== Aim of the task ==
Print all of the data exactly as written.

>> START

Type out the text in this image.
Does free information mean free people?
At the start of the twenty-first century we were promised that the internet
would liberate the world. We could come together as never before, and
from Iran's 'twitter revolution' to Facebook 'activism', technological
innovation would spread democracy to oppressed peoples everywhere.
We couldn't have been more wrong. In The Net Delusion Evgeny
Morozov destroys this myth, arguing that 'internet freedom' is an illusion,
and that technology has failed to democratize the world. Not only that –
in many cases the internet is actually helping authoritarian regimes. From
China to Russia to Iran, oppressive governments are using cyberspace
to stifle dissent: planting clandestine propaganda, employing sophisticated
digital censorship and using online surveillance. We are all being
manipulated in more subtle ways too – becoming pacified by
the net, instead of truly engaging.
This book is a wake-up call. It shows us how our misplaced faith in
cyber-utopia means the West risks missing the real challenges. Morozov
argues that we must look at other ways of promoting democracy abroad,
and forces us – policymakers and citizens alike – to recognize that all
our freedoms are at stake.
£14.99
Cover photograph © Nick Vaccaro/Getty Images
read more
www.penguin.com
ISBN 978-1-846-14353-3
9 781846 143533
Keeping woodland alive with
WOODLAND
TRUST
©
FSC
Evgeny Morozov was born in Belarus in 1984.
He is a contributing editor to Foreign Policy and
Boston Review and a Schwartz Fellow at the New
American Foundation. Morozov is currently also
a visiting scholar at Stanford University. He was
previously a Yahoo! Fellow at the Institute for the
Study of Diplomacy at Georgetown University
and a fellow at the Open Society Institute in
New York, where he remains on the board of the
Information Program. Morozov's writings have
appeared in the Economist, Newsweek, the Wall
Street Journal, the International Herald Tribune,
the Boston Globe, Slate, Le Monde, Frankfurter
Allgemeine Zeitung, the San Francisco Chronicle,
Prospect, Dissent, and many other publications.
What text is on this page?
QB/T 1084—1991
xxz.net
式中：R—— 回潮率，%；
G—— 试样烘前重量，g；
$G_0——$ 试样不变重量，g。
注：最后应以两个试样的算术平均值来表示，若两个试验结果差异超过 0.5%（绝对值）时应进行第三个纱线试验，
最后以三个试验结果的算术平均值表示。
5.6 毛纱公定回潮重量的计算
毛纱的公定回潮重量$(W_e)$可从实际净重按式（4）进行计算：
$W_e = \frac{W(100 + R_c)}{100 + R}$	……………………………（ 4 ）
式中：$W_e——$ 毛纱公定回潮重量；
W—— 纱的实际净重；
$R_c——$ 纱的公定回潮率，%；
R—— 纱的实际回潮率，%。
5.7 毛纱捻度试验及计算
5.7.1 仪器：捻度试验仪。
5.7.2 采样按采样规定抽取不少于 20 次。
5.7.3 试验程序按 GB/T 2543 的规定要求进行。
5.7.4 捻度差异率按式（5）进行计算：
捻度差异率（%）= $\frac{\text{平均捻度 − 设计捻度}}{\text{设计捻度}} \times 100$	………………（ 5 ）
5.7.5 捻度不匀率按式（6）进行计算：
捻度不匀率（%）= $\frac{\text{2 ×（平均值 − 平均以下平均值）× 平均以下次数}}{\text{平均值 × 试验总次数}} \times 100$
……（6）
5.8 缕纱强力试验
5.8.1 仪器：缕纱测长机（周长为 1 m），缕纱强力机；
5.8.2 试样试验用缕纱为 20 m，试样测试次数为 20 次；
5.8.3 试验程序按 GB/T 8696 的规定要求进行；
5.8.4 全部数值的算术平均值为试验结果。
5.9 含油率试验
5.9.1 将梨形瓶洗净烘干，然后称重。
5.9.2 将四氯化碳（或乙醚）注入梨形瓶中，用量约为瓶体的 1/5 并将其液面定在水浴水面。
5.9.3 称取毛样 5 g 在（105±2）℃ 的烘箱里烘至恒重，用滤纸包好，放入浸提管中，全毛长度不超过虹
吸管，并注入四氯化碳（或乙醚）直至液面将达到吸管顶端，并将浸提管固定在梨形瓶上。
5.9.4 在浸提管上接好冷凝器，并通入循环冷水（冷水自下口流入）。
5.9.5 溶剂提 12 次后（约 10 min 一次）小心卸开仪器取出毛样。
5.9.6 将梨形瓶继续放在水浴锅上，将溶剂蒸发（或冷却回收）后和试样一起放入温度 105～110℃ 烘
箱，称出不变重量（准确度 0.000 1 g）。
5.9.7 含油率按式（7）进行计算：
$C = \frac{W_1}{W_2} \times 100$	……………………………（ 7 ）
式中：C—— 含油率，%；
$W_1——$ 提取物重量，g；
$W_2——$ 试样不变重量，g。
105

>> END

== Response below ==
Type out the text in this image.
Does free information mean free people?
At the start of the twenty-first century we were promised that the internet
would liberate the world. We could come together as never before, and
from Iran's 'twitter revolution' to Facebook 'activism', technological
innovation would spread democracy to oppressed peoples everywhere.
We couldn't have been more wrong. In The Net Delusion Evgeny
Morozov destroys this myth, arguing that 'internet freedom' is an illusion,
and that technology has failed to democratize the world. Not only that –
in many cases the internet is actually helping authoritarian regimes. From
China to Russia to Iran, oppressive governments are using cyberspace
to stifle dissent: planting clandestine propaganda, employing sophisticated
digital censorship and using online surveillance. We are all being
manipulated in more subtle ways too – becoming pacified by
the net, instead of truly engaging.
This book is a wake-up call. It shows us how our misplaced faith in
cyber-utopia means the West risks missing the real challenges. Morozov
argues that we must look at other ways of promoting democracy abroad,
and forces us – policymakers and citizens alike – to recognize that all
our freedoms are at stake.
£14.99
Cover photograph © Nick Vaccaro/Getty Images
read more
www.penguin.com
ISBN 978-1-846-14353-3
9 781846 143533
Keeping woodland alive with
WOODLAND
TRUST
©
FSC
Evgeny Morozov was born in Belarus in 1984.
He is a contributing editor to Foreign Policy and
Boston Review and a Schwartz Fellow at the New
American Foundation. Morozov is currently also
a visiting scholar at Stanford University. He was
previously a Yahoo! Fellow at the Institute for the
Study of Diplomacy at Georgetown University
and a fellow at the Open Society Institute in
New York, where he remains on the board of the
Information Program. Morozov's writings have
appeared in the Economist, Newsweek, the Wall
Street Journal, the International Herald Tribune,
the Boston Globe, Slate, Le Monde, Frankfurter
Allgemeine Zeitung, the San Francisco Chronicle,
Prospect, Dissent, and many other publications.
What text is on this page?
QB/T 1084—1991
xxz.net
式中：R—— 回潮率，%；
G—— 试样烘前重量，g；
$G_0——$ 试样不变重量，g。
注：最后应以两个试样的算术平均值来表示，若两个试验结果差异超过 0.5%（绝对值）时应进行第三个纱线试验，
最后以三个试验结果的算术平均值表示。
5.6 毛纱公定回潮重量的计算
毛纱的公定回潮重量$(W_e)$可从实际净重按式（4）进行计算：
$W_e = \frac{W(100 + R_c)}{100 + R}$	……………………………（ 4 ）
式中：$W_e——$ 毛纱公定回潮重量；
W—— 纱的实际净重；
$R_c——$ 纱的公定回潮率，%；
R—— 纱的实际回潮率，%。
5.7 毛纱捻度试验及计算
5.7.1 仪器：捻度试验仪。
5.7.2 采样按采样规定抽取不少于 20 次。
5.7.3 试验程序按 GB/T 2543 的规定要求进行。
5.7.4 捻度差异率按式（5）进行计算：
捻度差异率（%）= $\frac{\text{平均捻度 − 设计捻度}}{\text{设计捻度}} \times 100$	………………（ 5 ）
5.7.5 捻度不匀率按式（6）进行计算：
捻度不匀率（%）= $\frac{\text{2 ×（平均值 − 平均以下平均值）× 平均以下次数}}{\text{平均值 × 试验总次数}} \times 100$
……（6）
5.8 缕纱强力试验
5.8.1 仪器：缕纱测长机（周长为 1 m），缕纱强力机；
5.8.2 试样试验用缕纱为 20 m，试样测试次数为 20 次；
5.8.3 试验程序按 GB/T 8696 的规定要求进行；
5.8.4 全部数值的算术平均值为试验结果。
5.9 含油率试验
5.9.1 将梨形瓶洗净烘干，然后称重。
5.9.2 将四氯化碳（或乙醚）注入梨形瓶中，用量约为瓶体的 1/5 并将其液面定在水浴水面。
5.9.3 称取毛样 5 g 在（105±2）℃ 的烘箱里烘至恒重，用滤纸包好，放入浸提管中，全毛长度不超过虹
吸管，并注入四氯化碳（或乙醚）直至液面将达到吸管顶端，并将浸提管固定在梨形瓶上。
5.9.4 在浸提管上接好冷凝器，并通入循环冷水（冷水自下口流入）。
5.9.5 溶剂提 12 次后（约 10 min 一次）小心卸开仪器取出毛样。
5.9.6 将梨形瓶继续放在水浴锅上，将溶剂蒸发（或冷却回收）后和试样一起放入温度 105～110℃ 烘
箱，称出不变重量（准确度 0.000 1 g）。
5.9.7 含油率按式（7）进行计算：
$C = \frac{W_1}{W_2} \times 100$	……………………………（ 7 ）
式中：C—— 含油率，%；
$W_1——$ 提取物重量，g；
$W_2——$ 试样不变重量，g。
105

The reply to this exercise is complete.